- Problem to work on:
Reproduce the following material exactly, including every line.

- Listed records:

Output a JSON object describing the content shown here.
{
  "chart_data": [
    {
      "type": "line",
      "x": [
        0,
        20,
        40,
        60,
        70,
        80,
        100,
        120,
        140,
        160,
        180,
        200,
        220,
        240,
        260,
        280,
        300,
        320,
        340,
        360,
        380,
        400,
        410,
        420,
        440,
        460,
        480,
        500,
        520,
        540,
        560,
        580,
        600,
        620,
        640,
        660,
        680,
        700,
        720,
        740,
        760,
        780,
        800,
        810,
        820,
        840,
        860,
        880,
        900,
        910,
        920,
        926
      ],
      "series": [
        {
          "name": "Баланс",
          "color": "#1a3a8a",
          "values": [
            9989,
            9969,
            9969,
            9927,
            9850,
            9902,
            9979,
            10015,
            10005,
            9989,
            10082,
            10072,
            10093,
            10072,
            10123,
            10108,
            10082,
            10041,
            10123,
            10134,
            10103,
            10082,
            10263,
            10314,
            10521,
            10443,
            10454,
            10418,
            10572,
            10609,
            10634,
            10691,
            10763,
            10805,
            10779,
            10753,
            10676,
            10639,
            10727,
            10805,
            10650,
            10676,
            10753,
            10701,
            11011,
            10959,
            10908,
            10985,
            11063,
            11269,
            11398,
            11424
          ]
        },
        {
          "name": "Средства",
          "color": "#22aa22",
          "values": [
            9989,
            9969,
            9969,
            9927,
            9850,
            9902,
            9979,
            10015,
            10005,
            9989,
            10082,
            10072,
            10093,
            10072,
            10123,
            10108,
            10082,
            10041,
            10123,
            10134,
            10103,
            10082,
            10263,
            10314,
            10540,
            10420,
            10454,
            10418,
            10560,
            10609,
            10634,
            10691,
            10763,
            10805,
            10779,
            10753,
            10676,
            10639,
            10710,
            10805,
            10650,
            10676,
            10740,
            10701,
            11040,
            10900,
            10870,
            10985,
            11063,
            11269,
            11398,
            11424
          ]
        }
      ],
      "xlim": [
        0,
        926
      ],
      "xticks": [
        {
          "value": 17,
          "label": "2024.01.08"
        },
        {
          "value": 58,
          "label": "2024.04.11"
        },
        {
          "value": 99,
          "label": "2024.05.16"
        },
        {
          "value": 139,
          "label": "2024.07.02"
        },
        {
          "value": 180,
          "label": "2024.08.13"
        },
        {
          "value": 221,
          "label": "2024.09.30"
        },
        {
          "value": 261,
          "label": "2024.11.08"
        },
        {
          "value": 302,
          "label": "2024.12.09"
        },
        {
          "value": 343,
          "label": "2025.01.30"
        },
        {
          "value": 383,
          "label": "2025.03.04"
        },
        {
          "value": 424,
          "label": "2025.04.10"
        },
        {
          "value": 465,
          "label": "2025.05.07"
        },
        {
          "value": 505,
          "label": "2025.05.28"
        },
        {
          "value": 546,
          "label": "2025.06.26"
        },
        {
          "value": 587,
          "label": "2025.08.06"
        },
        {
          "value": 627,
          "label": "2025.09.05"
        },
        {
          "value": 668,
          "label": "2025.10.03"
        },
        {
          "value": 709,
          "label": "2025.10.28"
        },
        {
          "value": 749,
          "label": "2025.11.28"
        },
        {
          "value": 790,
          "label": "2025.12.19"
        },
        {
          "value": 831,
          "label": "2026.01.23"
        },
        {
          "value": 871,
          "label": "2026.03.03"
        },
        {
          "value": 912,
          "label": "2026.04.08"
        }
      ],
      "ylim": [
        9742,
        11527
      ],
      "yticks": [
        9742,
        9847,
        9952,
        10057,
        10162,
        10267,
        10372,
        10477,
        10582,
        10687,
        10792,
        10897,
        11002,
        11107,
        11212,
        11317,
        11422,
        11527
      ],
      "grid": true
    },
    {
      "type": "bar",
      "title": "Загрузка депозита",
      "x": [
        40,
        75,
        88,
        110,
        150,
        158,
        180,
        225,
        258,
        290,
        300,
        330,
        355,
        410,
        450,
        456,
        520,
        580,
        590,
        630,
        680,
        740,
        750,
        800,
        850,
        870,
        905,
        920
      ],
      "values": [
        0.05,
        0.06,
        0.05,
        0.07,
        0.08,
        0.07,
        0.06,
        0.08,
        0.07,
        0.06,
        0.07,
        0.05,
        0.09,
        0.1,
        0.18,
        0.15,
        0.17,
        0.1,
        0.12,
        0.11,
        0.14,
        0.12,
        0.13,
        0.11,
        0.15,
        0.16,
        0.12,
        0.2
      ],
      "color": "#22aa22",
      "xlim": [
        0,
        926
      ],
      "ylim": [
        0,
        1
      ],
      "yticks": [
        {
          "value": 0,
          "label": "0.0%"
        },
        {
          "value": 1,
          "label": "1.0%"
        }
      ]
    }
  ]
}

- Answer to this exercise:
Output a JSON object describing the content shown here.
{
  "chart_data": [
    {
      "type": "line",
      "x": [
        0,
        20,
        40,
        60,
        70,
        80,
        100,
        120,
        140,
        160,
        180,
        200,
        220,
        240,
        260,
        280,
        300,
        320,
        340,
        360,
        380,
        400,
        410,
        420,
        440,
        460,
        480,
        500,
        520,
        540,
        560,
        580,
        600,
        620,
        640,
        660,
        680,
        700,
        720,
        740,
        760,
        780,
        800,
        810,
        820,
        840,
        860,
        880,
        900,
        910,
        920,
        926
      ],
      "series": [
        {
          "name": "Баланс",
          "color": "#1a3a8a",
          "values": [
            9989,
            9969,
            9969,
            9927,
            9850,
            9902,
            9979,
            10015,
            10005,
            9989,
            10082,
            10072,
            10093,
            10072,
            10123,
            10108,
            10082,
            10041,
            10123,
            10134,
            10103,
            10082,
            10263,
            10314,
            10521,
            10443,
            10454,
            10418,
            10572,
            10609,
            10634,
            10691,
            10763,
            10805,
            10779,
            10753,
            10676,
            10639,
            10727,
            10805,
            10650,
            10676,
            10753,
            10701,
            11011,
            10959,
            10908,
            10985,
            11063,
            11269,
            11398,
            11424
          ]
        },
        {
          "name": "Средства",
          "color": "#22aa22",
          "values": [
            9989,
            9969,
            9969,
            9927,
            9850,
            9902,
            9979,
            10015,
            10005,
            9989,
            10082,
            10072,
            10093,
            10072,
            10123,
            10108,
            10082,
            10041,
            10123,
            10134,
            10103,
            10082,
            10263,
            10314,
            10540,
            10420,
            10454,
            10418,
            10560,
            10609,
            10634,
            10691,
            10763,
            10805,
            10779,
            10753,
            10676,
            10639,
            10710,
            10805,
            10650,
            10676,
            10740,
            10701,
            11040,
            10900,
            10870,
            10985,
            11063,
            11269,
            11398,
            11424
          ]
        }
      ],
      "xlim": [
        0,
        926
      ],
      "xticks": [
        {
          "value": 17,
          "label": "2024.01.08"
        },
        {
          "value": 58,
          "label": "2024.04.11"
        },
        {
          "value": 99,
          "label": "2024.05.16"
        },
        {
          "value": 139,
          "label": "2024.07.02"
        },
        {
          "value": 180,
          "label": "2024.08.13"
        },
        {
          "value": 221,
          "label": "2024.09.30"
        },
        {
          "value": 261,
          "label": "2024.11.08"
        },
        {
          "value": 302,
          "label": "2024.12.09"
        },
        {
          "value": 343,
          "label": "2025.01.30"
        },
        {
          "value": 383,
          "label": "2025.03.04"
        },
        {
          "value": 424,
          "label": "2025.04.10"
        },
        {
          "value": 465,
          "label": "2025.05.07"
        },
        {
          "value": 505,
          "label": "2025.05.28"
        },
        {
          "value": 546,
          "label": "2025.06.26"
        },
        {
          "value": 587,
          "label": "2025.08.06"
        },
        {
          "value": 627,
          "label": "2025.09.05"
        },
        {
          "value": 668,
          "label": "2025.10.03"
        },
        {
          "value": 709,
          "label": "2025.10.28"
        },
        {
          "value": 749,
          "label": "2025.11.28"
        },
        {
          "value": 790,
          "label": "2025.12.19"
        },
        {
          "value": 831,
          "label": "2026.01.23"
        },
        {
          "value": 871,
          "label": "2026.03.03"
        },
        {
          "value": 912,
          "label": "2026.04.08"
        }
      ],
      "ylim": [
        9742,
        11527
      ],
      "yticks": [
        9742,
        9847,
        9952,
        10057,
        10162,
        10267,
        10372,
        10477,
        10582,
        10687,
        10792,
        10897,
        11002,
        11107,
        11212,
        11317,
        11422,
        11527
      ],
      "grid": true
    },
    {
      "type": "bar",
      "title": "Загрузка депозита",
      "x": [
        40,
        75,
        88,
        110,
        150,
        158,
        180,
        225,
        258,
        290,
        300,
        330,
        355,
        410,
        450,
        456,
        520,
        580,
        590,
        630,
        680,
        740,
        750,
        800,
        850,
        870,
        905,
        920
      ],
      "values": [
        0.05,
        0.06,
        0.05,
        0.07,
        0.08,
        0.07,
        0.06,
        0.08,
        0.07,
        0.06,
        0.07,
        0.05,
        0.09,
        0.1,
        0.18,
        0.15,
        0.17,
        0.1,
        0.12,
        0.11,
        0.14,
        0.12,
        0.13,
        0.11,
        0.15,
        0.16,
        0.12,
        0.2
      ],
      "color": "#22aa22",
      "xlim": [
        0,
        926
      ],
      "ylim": [
        0,
        1
      ],
      "yticks": [
        {
          "value": 0,
          "label": "0.0%"
        },
        {
          "value": 1,
          "label": "1.0%"
        }
      ]
    }
  ]
}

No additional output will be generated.